AIM OF THE TASK
Copy out every line of the data exactly.

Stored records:
↓↓↓

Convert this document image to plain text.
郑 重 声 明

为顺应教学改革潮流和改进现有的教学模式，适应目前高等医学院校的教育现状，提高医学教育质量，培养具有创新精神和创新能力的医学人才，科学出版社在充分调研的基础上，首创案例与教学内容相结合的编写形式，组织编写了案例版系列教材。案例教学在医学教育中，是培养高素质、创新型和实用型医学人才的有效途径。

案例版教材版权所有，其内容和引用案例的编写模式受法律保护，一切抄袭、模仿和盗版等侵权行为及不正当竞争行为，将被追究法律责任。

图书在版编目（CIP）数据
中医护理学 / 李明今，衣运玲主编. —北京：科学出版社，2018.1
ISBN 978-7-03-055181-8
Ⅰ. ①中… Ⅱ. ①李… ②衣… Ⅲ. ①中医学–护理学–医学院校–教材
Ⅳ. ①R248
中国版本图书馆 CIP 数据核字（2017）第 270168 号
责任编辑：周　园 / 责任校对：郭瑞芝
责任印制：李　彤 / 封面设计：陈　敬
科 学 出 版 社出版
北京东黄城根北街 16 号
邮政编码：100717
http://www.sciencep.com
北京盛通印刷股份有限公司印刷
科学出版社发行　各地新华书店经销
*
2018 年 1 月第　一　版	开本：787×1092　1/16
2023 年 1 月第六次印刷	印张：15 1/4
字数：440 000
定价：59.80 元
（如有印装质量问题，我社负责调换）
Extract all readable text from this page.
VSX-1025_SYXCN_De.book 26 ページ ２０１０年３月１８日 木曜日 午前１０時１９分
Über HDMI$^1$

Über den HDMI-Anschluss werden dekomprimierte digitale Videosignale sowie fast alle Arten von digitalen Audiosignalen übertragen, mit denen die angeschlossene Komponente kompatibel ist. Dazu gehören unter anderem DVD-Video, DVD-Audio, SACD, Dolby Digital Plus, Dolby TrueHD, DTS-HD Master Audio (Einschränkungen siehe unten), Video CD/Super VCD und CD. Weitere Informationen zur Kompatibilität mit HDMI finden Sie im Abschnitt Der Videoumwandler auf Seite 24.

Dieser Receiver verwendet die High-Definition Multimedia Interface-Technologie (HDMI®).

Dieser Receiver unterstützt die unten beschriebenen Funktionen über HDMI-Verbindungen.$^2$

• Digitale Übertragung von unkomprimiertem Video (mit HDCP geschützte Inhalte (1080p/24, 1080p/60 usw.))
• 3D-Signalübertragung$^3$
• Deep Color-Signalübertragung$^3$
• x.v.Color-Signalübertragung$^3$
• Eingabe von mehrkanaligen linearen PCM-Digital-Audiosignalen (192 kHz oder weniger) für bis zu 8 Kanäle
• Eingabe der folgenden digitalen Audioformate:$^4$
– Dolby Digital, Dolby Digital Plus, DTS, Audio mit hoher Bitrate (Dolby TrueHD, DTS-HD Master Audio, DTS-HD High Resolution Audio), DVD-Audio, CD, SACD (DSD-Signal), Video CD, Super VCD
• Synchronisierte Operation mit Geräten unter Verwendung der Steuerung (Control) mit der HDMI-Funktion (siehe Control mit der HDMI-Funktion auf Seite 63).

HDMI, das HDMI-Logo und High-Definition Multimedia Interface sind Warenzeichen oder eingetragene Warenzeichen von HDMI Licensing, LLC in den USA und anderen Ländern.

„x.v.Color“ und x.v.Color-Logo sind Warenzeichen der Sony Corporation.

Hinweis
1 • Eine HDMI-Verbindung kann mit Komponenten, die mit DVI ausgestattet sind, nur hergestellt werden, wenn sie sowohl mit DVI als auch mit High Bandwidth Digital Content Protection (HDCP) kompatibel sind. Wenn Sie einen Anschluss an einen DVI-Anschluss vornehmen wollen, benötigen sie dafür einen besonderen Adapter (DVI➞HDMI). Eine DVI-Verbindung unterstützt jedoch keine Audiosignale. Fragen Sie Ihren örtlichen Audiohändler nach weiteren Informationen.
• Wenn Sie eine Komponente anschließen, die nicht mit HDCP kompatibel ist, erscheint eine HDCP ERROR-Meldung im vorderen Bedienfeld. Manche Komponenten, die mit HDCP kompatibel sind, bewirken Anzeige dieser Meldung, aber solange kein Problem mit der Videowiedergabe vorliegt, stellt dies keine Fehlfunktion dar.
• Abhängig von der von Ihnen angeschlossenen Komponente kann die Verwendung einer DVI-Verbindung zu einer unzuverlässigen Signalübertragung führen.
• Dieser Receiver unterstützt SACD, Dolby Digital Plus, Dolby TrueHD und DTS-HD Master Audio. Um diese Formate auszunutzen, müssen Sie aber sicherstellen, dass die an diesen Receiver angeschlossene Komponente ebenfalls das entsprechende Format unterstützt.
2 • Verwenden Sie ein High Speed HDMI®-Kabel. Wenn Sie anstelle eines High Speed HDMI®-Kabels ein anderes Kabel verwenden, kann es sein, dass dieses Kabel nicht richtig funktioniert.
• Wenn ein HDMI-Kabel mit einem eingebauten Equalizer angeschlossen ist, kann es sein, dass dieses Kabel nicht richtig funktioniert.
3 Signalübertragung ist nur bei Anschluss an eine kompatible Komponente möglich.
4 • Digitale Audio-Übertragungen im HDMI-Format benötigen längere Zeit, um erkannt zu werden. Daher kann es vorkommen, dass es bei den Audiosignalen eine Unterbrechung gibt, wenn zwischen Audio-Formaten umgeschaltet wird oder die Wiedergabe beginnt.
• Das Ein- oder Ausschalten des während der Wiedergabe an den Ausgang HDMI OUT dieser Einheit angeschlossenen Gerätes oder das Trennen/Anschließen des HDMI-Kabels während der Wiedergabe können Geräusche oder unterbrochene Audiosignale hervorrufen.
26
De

↑↑↑

WRITTEN RESPONSE
Convert this document image to plain text.
郑 重 声 明

为顺应教学改革潮流和改进现有的教学模式，适应目前高等医学院校的教育现状，提高医学教育质量，培养具有创新精神和创新能力的医学人才，科学出版社在充分调研的基础上，首创案例与教学内容相结合的编写形式，组织编写了案例版系列教材。案例教学在医学教育中，是培养高素质、创新型和实用型医学人才的有效途径。

案例版教材版权所有，其内容和引用案例的编写模式受法律保护，一切抄袭、模仿和盗版等侵权行为及不正当竞争行为，将被追究法律责任。

图书在版编目（CIP）数据
中医护理学 / 李明今，衣运玲主编. —北京：科学出版社，2018.1
ISBN 978-7-03-055181-8
Ⅰ. ①中… Ⅱ. ①李… ②衣… Ⅲ. ①中医学–护理学–医学院校–教材
Ⅳ. ①R248
中国版本图书馆 CIP 数据核字（2017）第 270168 号
责任编辑：周　园 / 责任校对：郭瑞芝
责任印制：李　彤 / 封面设计：陈　敬
科 学 出 版 社出版
北京东黄城根北街 16 号
邮政编码：100717
http://www.sciencep.com
北京盛通印刷股份有限公司印刷
科学出版社发行　各地新华书店经销
*
2018 年 1 月第　一　版	开本：787×1092　1/16
2023 年 1 月第六次印刷	印张：15 1/4
字数：440 000
定价：59.80 元
（如有印装质量问题，我社负责调换）
Extract all readable text from this page.
VSX-1025_SYXCN_De.book 26 ページ ２０１０年３月１８日 木曜日 午前１０時１９分
Über HDMI$^1$

Über den HDMI-Anschluss werden dekomprimierte digitale Videosignale sowie fast alle Arten von digitalen Audiosignalen übertragen, mit denen die angeschlossene Komponente kompatibel ist. Dazu gehören unter anderem DVD-Video, DVD-Audio, SACD, Dolby Digital Plus, Dolby TrueHD, DTS-HD Master Audio (Einschränkungen siehe unten), Video CD/Super VCD und CD. Weitere Informationen zur Kompatibilität mit HDMI finden Sie im Abschnitt Der Videoumwandler auf Seite 24.

Dieser Receiver verwendet die High-Definition Multimedia Interface-Technologie (HDMI®).

Dieser Receiver unterstützt die unten beschriebenen Funktionen über HDMI-Verbindungen.$^2$

• Digitale Übertragung von unkomprimiertem Video (mit HDCP geschützte Inhalte (1080p/24, 1080p/60 usw.))
• 3D-Signalübertragung$^3$
• Deep Color-Signalübertragung$^3$
• x.v.Color-Signalübertragung$^3$
• Eingabe von mehrkanaligen linearen PCM-Digital-Audiosignalen (192 kHz oder weniger) für bis zu 8 Kanäle
• Eingabe der folgenden digitalen Audioformate:$^4$
– Dolby Digital, Dolby Digital Plus, DTS, Audio mit hoher Bitrate (Dolby TrueHD, DTS-HD Master Audio, DTS-HD High Resolution Audio), DVD-Audio, CD, SACD (DSD-Signal), Video CD, Super VCD
• Synchronisierte Operation mit Geräten unter Verwendung der Steuerung (Control) mit der HDMI-Funktion (siehe Control mit der HDMI-Funktion auf Seite 63).

HDMI, das HDMI-Logo und High-Definition Multimedia Interface sind Warenzeichen oder eingetragene Warenzeichen von HDMI Licensing, LLC in den USA und anderen Ländern.

„x.v.Color“ und x.v.Color-Logo sind Warenzeichen der Sony Corporation.

Hinweis
1 • Eine HDMI-Verbindung kann mit Komponenten, die mit DVI ausgestattet sind, nur hergestellt werden, wenn sie sowohl mit DVI als auch mit High Bandwidth Digital Content Protection (HDCP) kompatibel sind. Wenn Sie einen Anschluss an einen DVI-Anschluss vornehmen wollen, benötigen sie dafür einen besonderen Adapter (DVI➞HDMI). Eine DVI-Verbindung unterstützt jedoch keine Audiosignale. Fragen Sie Ihren örtlichen Audiohändler nach weiteren Informationen.
• Wenn Sie eine Komponente anschließen, die nicht mit HDCP kompatibel ist, erscheint eine HDCP ERROR-Meldung im vorderen Bedienfeld. Manche Komponenten, die mit HDCP kompatibel sind, bewirken Anzeige dieser Meldung, aber solange kein Problem mit der Videowiedergabe vorliegt, stellt dies keine Fehlfunktion dar.
• Abhängig von der von Ihnen angeschlossenen Komponente kann die Verwendung einer DVI-Verbindung zu einer unzuverlässigen Signalübertragung führen.
• Dieser Receiver unterstützt SACD, Dolby Digital Plus, Dolby TrueHD und DTS-HD Master Audio. Um diese Formate auszunutzen, müssen Sie aber sicherstellen, dass die an diesen Receiver angeschlossene Komponente ebenfalls das entsprechende Format unterstützt.
2 • Verwenden Sie ein High Speed HDMI®-Kabel. Wenn Sie anstelle eines High Speed HDMI®-Kabels ein anderes Kabel verwenden, kann es sein, dass dieses Kabel nicht richtig funktioniert.
• Wenn ein HDMI-Kabel mit einem eingebauten Equalizer angeschlossen ist, kann es sein, dass dieses Kabel nicht richtig funktioniert.
3 Signalübertragung ist nur bei Anschluss an eine kompatible Komponente möglich.
4 • Digitale Audio-Übertragungen im HDMI-Format benötigen längere Zeit, um erkannt zu werden. Daher kann es vorkommen, dass es bei den Audiosignalen eine Unterbrechung gibt, wenn zwischen Audio-Formaten umgeschaltet wird oder die Wiedergabe beginnt.
• Das Ein- oder Ausschalten des während der Wiedergabe an den Ausgang HDMI OUT dieser Einheit angeschlossenen Gerätes oder das Trennen/Anschließen des HDMI-Kabels während der Wiedergabe können Geräusche oder unterbrochene Audiosignale hervorrufen.
26
De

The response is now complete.